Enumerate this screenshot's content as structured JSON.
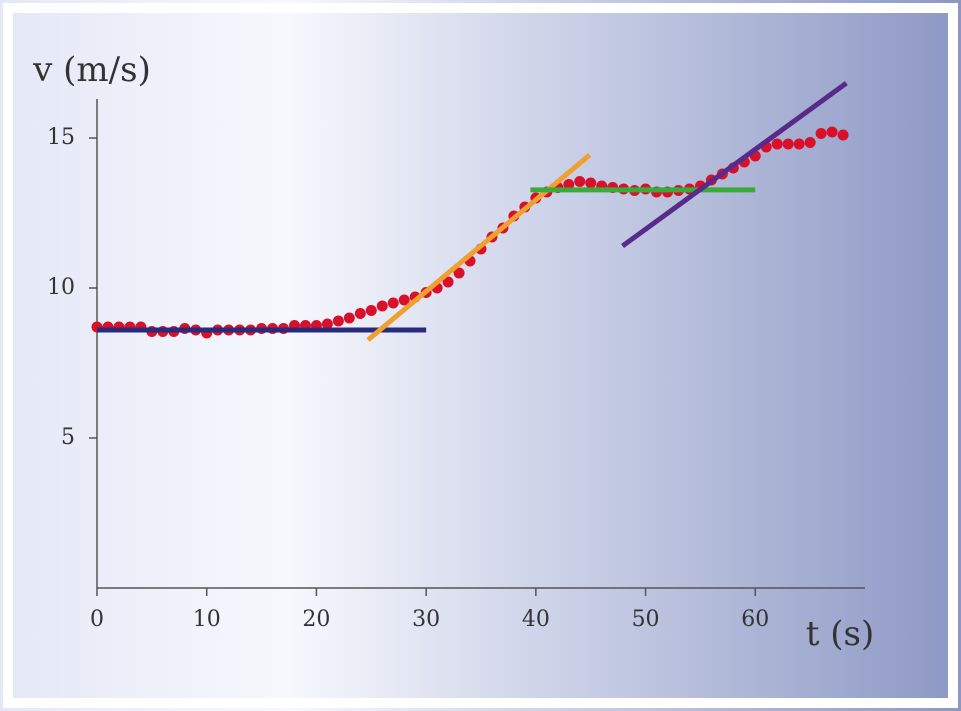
{
  "chart_data": {
    "type": "scatter",
    "x_label": "t (s)",
    "y_label": "v (m/s)",
    "x": [
      0,
      1,
      2,
      3,
      4,
      5,
      6,
      7,
      8,
      9,
      10,
      11,
      12,
      13,
      14,
      15,
      16,
      17,
      18,
      19,
      20,
      21,
      22,
      23,
      24,
      25,
      26,
      27,
      28,
      29,
      30,
      31,
      32,
      33,
      34,
      35,
      36,
      37,
      38,
      39,
      40,
      41,
      42,
      43,
      44,
      45,
      46,
      47,
      48,
      49,
      50,
      51,
      52,
      53,
      54,
      55,
      56,
      57,
      58,
      59,
      60,
      61,
      62,
      63,
      64,
      65,
      66,
      67,
      68
    ],
    "values": [
      8.7,
      8.7,
      8.7,
      8.7,
      8.7,
      8.55,
      8.55,
      8.55,
      8.65,
      8.6,
      8.5,
      8.6,
      8.6,
      8.6,
      8.6,
      8.65,
      8.65,
      8.65,
      8.75,
      8.75,
      8.75,
      8.8,
      8.9,
      9.0,
      9.15,
      9.25,
      9.4,
      9.5,
      9.6,
      9.7,
      9.85,
      10.0,
      10.2,
      10.5,
      10.9,
      11.3,
      11.7,
      12.0,
      12.4,
      12.7,
      13.0,
      13.2,
      13.35,
      13.45,
      13.55,
      13.5,
      13.4,
      13.35,
      13.3,
      13.25,
      13.3,
      13.2,
      13.2,
      13.25,
      13.3,
      13.4,
      13.6,
      13.8,
      14.0,
      14.2,
      14.4,
      14.7,
      14.8,
      14.8,
      14.8,
      14.85,
      15.15,
      15.2,
      15.1
    ],
    "color": "#d8102a",
    "lines": [
      {
        "x": [
          0,
          30
        ],
        "values": [
          8.6,
          8.6
        ],
        "color": "#2a2a7a"
      },
      {
        "x": [
          24.7,
          44.9
        ],
        "values": [
          8.27,
          14.43
        ],
        "color": "#f0a030"
      },
      {
        "x": [
          39.5,
          60
        ],
        "values": [
          13.27,
          13.27
        ],
        "color": "#3aaa3a"
      },
      {
        "x": [
          47.9,
          68.3
        ],
        "values": [
          11.4,
          16.83
        ],
        "color": "#5a2a8a"
      }
    ],
    "xlim": [
      0,
      70
    ],
    "ylim": [
      0,
      16.3
    ],
    "xticks": [
      0,
      10,
      20,
      30,
      40,
      50,
      60
    ],
    "yticks": [
      5,
      10,
      15
    ]
  }
}
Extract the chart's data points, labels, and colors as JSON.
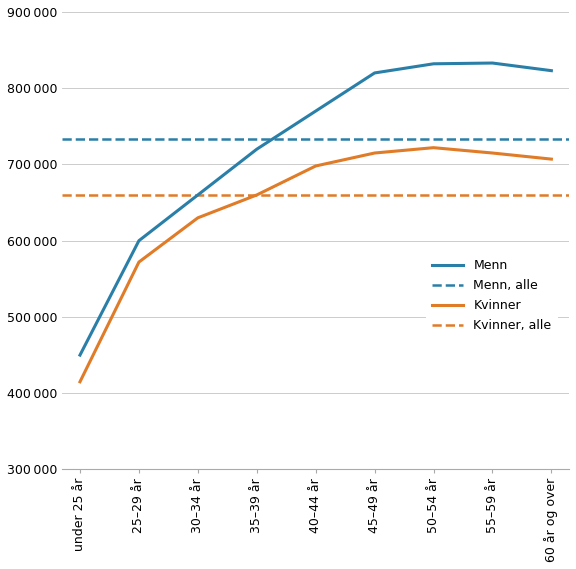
{
  "categories": [
    "under 25 år",
    "25–29 år",
    "30–34 år",
    "35–39 år",
    "40–44 år",
    "45–49 år",
    "50–54 år",
    "55–59 år",
    "60 år og over"
  ],
  "menn": [
    450000,
    600000,
    660000,
    720000,
    770000,
    820000,
    832000,
    833000,
    823000
  ],
  "kvinner": [
    415000,
    572000,
    630000,
    660000,
    698000,
    715000,
    722000,
    715000,
    707000
  ],
  "menn_alle": 733000,
  "kvinner_alle": 660000,
  "menn_color": "#2a7fa8",
  "kvinner_color": "#e07b27",
  "ylim": [
    300000,
    900000
  ],
  "yticks": [
    300000,
    400000,
    500000,
    600000,
    700000,
    800000,
    900000
  ],
  "legend_labels": [
    "Menn",
    "Menn, alle",
    "Kvinner",
    "Kvinner, alle"
  ],
  "background_color": "#ffffff",
  "grid_color": "#cccccc"
}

_____

:: The problem ::
Omitting all images, print the listing exactly.

:: Solution for this problem ::
Enumerate this screenshot's content as structured JSON.
{
  "chart_data": {
    "type": "scatter",
    "x_label": "t (s)",
    "y_label": "v (m/s)",
    "x": [
      0,
      1,
      2,
      3,
      4,
      5,
      6,
      7,
      8,
      9,
      10,
      11,
      12,
      13,
      14,
      15,
      16,
      17,
      18,
      19,
      20,
      21,
      22,
      23,
      24,
      25,
      26,
      27,
      28,
      29,
      30,
      31,
      32,
      33,
      34,
      35,
      36,
      37,
      38,
      39,
      40,
      41,
      42,
      43,
      44,
      45,
      46,
      47,
      48,
      49,
      50,
      51,
      52,
      53,
      54,
      55,
      56,
      57,
      58,
      59,
      60,
      61,
      62,
      63,
      64,
      65,
      66,
      67,
      68
    ],
    "values": [
      8.7,
      8.7,
      8.7,
      8.7,
      8.7,
      8.55,
      8.55,
      8.55,
      8.65,
      8.6,
      8.5,
      8.6,
      8.6,
      8.6,
      8.6,
      8.65,
      8.65,
      8.65,
      8.75,
      8.75,
      8.75,
      8.8,
      8.9,
      9.0,
      9.15,
      9.25,
      9.4,
      9.5,
      9.6,
      9.7,
      9.85,
      10.0,
      10.2,
      10.5,
      10.9,
      11.3,
      11.7,
      12.0,
      12.4,
      12.7,
      13.0,
      13.2,
      13.35,
      13.45,
      13.55,
      13.5,
      13.4,
      13.35,
      13.3,
      13.25,
      13.3,
      13.2,
      13.2,
      13.25,
      13.3,
      13.4,
      13.6,
      13.8,
      14.0,
      14.2,
      14.4,
      14.7,
      14.8,
      14.8,
      14.8,
      14.85,
      15.15,
      15.2,
      15.1
    ],
    "color": "#d8102a",
    "lines": [
      {
        "x": [
          0,
          30
        ],
        "values": [
          8.6,
          8.6
        ],
        "color": "#2a2a7a"
      },
      {
        "x": [
          24.7,
          44.9
        ],
        "values": [
          8.27,
          14.43
        ],
        "color": "#f0a030"
      },
      {
        "x": [
          39.5,
          60
        ],
        "values": [
          13.27,
          13.27
        ],
        "color": "#3aaa3a"
      },
      {
        "x": [
          47.9,
          68.3
        ],
        "values": [
          11.4,
          16.83
        ],
        "color": "#5a2a8a"
      }
    ],
    "xlim": [
      0,
      70
    ],
    "ylim": [
      0,
      16.3
    ],
    "xticks": [
      0,
      10,
      20,
      30,
      40,
      50,
      60
    ],
    "yticks": [
      5,
      10,
      15
    ]
  }
}
Extract the chart's data points, labels, and colors as JSON.
{
  "categories": [
    "under 25 år",
    "25–29 år",
    "30–34 år",
    "35–39 år",
    "40–44 år",
    "45–49 år",
    "50–54 år",
    "55–59 år",
    "60 år og over"
  ],
  "menn": [
    450000,
    600000,
    660000,
    720000,
    770000,
    820000,
    832000,
    833000,
    823000
  ],
  "kvinner": [
    415000,
    572000,
    630000,
    660000,
    698000,
    715000,
    722000,
    715000,
    707000
  ],
  "menn_alle": 733000,
  "kvinner_alle": 660000,
  "menn_color": "#2a7fa8",
  "kvinner_color": "#e07b27",
  "ylim": [
    300000,
    900000
  ],
  "yticks": [
    300000,
    400000,
    500000,
    600000,
    700000,
    800000,
    900000
  ],
  "legend_labels": [
    "Menn",
    "Menn, alle",
    "Kvinner",
    "Kvinner, alle"
  ],
  "background_color": "#ffffff",
  "grid_color": "#cccccc"
}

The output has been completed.